● Stated task
Write out the records word for word, with no pictures.

◆ ◆ ◆ ◆ ◆

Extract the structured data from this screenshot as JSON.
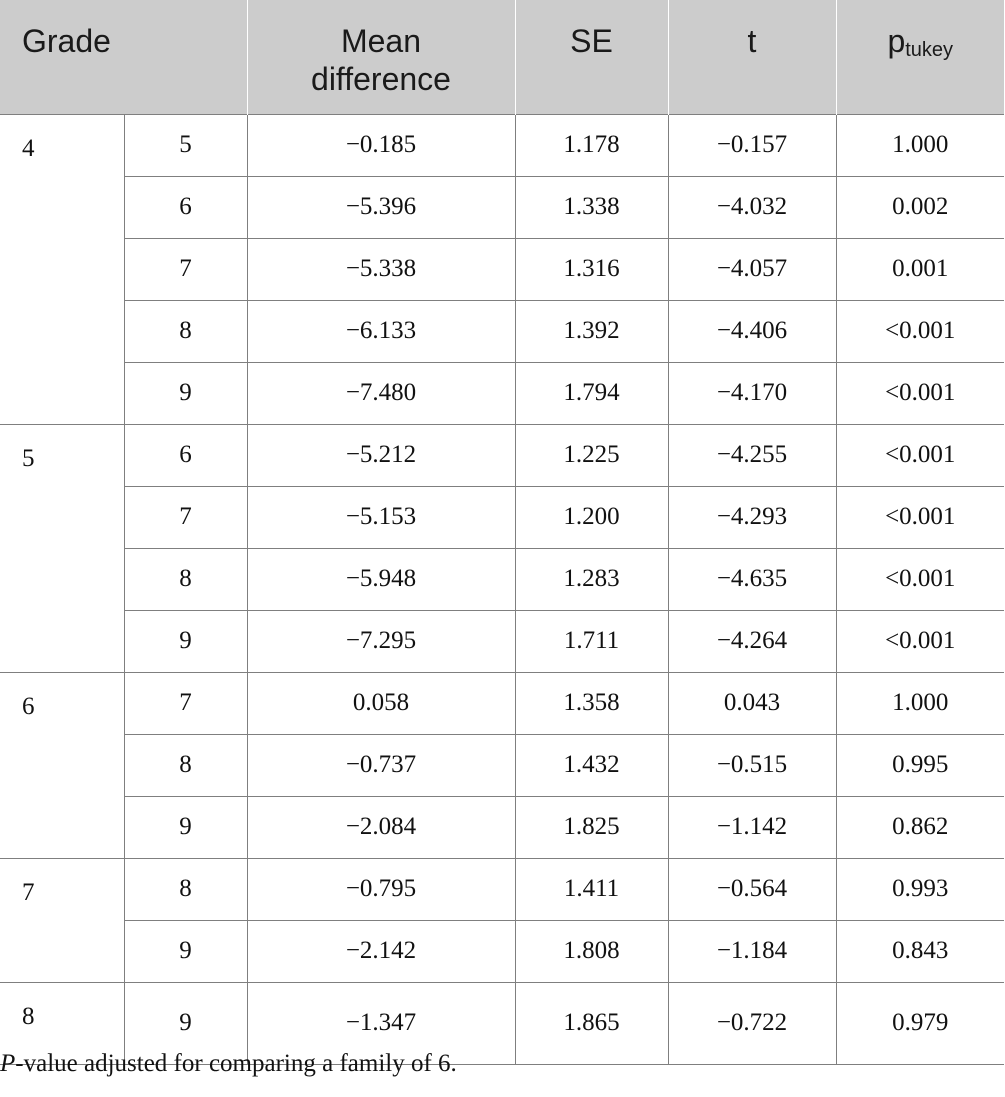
{
  "header": {
    "grade": "Grade",
    "mean_difference_line1": "Mean",
    "mean_difference_line2": "difference",
    "se": "SE",
    "t": "t",
    "p_main": "p",
    "p_sub": "tukey"
  },
  "groups": [
    {
      "grade": "4",
      "rows": [
        {
          "cmp": "5",
          "md": "−0.185",
          "se": "1.178",
          "t": "−0.157",
          "p": "1.000"
        },
        {
          "cmp": "6",
          "md": "−5.396",
          "se": "1.338",
          "t": "−4.032",
          "p": "0.002"
        },
        {
          "cmp": "7",
          "md": "−5.338",
          "se": "1.316",
          "t": "−4.057",
          "p": "0.001"
        },
        {
          "cmp": "8",
          "md": "−6.133",
          "se": "1.392",
          "t": "−4.406",
          "p": "<0.001"
        },
        {
          "cmp": "9",
          "md": "−7.480",
          "se": "1.794",
          "t": "−4.170",
          "p": "<0.001"
        }
      ]
    },
    {
      "grade": "5",
      "rows": [
        {
          "cmp": "6",
          "md": "−5.212",
          "se": "1.225",
          "t": "−4.255",
          "p": "<0.001"
        },
        {
          "cmp": "7",
          "md": "−5.153",
          "se": "1.200",
          "t": "−4.293",
          "p": "<0.001"
        },
        {
          "cmp": "8",
          "md": "−5.948",
          "se": "1.283",
          "t": "−4.635",
          "p": "<0.001"
        },
        {
          "cmp": "9",
          "md": "−7.295",
          "se": "1.711",
          "t": "−4.264",
          "p": "<0.001"
        }
      ]
    },
    {
      "grade": "6",
      "rows": [
        {
          "cmp": "7",
          "md": "0.058",
          "se": "1.358",
          "t": "0.043",
          "p": "1.000"
        },
        {
          "cmp": "8",
          "md": "−0.737",
          "se": "1.432",
          "t": "−0.515",
          "p": "0.995"
        },
        {
          "cmp": "9",
          "md": "−2.084",
          "se": "1.825",
          "t": "−1.142",
          "p": "0.862"
        }
      ]
    },
    {
      "grade": "7",
      "rows": [
        {
          "cmp": "8",
          "md": "−0.795",
          "se": "1.411",
          "t": "−0.564",
          "p": "0.993"
        },
        {
          "cmp": "9",
          "md": "−2.142",
          "se": "1.808",
          "t": "−1.184",
          "p": "0.843"
        }
      ]
    },
    {
      "grade": "8",
      "rows": [
        {
          "cmp": "9",
          "md": "−1.347",
          "se": "1.865",
          "t": "−0.722",
          "p": "0.979"
        }
      ]
    }
  ],
  "footnote": {
    "italic": "P",
    "rest": "-value adjusted for comparing a family of 6."
  }
}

◆ ◆ ◆ ◆ ◆

● Task output
Extract the structured data from this screenshot as JSON.
{
  "header": {
    "grade": "Grade",
    "mean_difference_line1": "Mean",
    "mean_difference_line2": "difference",
    "se": "SE",
    "t": "t",
    "p_main": "p",
    "p_sub": "tukey"
  },
  "groups": [
    {
      "grade": "4",
      "rows": [
        {
          "cmp": "5",
          "md": "−0.185",
          "se": "1.178",
          "t": "−0.157",
          "p": "1.000"
        },
        {
          "cmp": "6",
          "md": "−5.396",
          "se": "1.338",
          "t": "−4.032",
          "p": "0.002"
        },
        {
          "cmp": "7",
          "md": "−5.338",
          "se": "1.316",
          "t": "−4.057",
          "p": "0.001"
        },
        {
          "cmp": "8",
          "md": "−6.133",
          "se": "1.392",
          "t": "−4.406",
          "p": "<0.001"
        },
        {
          "cmp": "9",
          "md": "−7.480",
          "se": "1.794",
          "t": "−4.170",
          "p": "<0.001"
        }
      ]
    },
    {
      "grade": "5",
      "rows": [
        {
          "cmp": "6",
          "md": "−5.212",
          "se": "1.225",
          "t": "−4.255",
          "p": "<0.001"
        },
        {
          "cmp": "7",
          "md": "−5.153",
          "se": "1.200",
          "t": "−4.293",
          "p": "<0.001"
        },
        {
          "cmp": "8",
          "md": "−5.948",
          "se": "1.283",
          "t": "−4.635",
          "p": "<0.001"
        },
        {
          "cmp": "9",
          "md": "−7.295",
          "se": "1.711",
          "t": "−4.264",
          "p": "<0.001"
        }
      ]
    },
    {
      "grade": "6",
      "rows": [
        {
          "cmp": "7",
          "md": "0.058",
          "se": "1.358",
          "t": "0.043",
          "p": "1.000"
        },
        {
          "cmp": "8",
          "md": "−0.737",
          "se": "1.432",
          "t": "−0.515",
          "p": "0.995"
        },
        {
          "cmp": "9",
          "md": "−2.084",
          "se": "1.825",
          "t": "−1.142",
          "p": "0.862"
        }
      ]
    },
    {
      "grade": "7",
      "rows": [
        {
          "cmp": "8",
          "md": "−0.795",
          "se": "1.411",
          "t": "−0.564",
          "p": "0.993"
        },
        {
          "cmp": "9",
          "md": "−2.142",
          "se": "1.808",
          "t": "−1.184",
          "p": "0.843"
        }
      ]
    },
    {
      "grade": "8",
      "rows": [
        {
          "cmp": "9",
          "md": "−1.347",
          "se": "1.865",
          "t": "−0.722",
          "p": "0.979"
        }
      ]
    }
  ],
  "footnote": {
    "italic": "P",
    "rest": "-value adjusted for comparing a family of 6."
  }
}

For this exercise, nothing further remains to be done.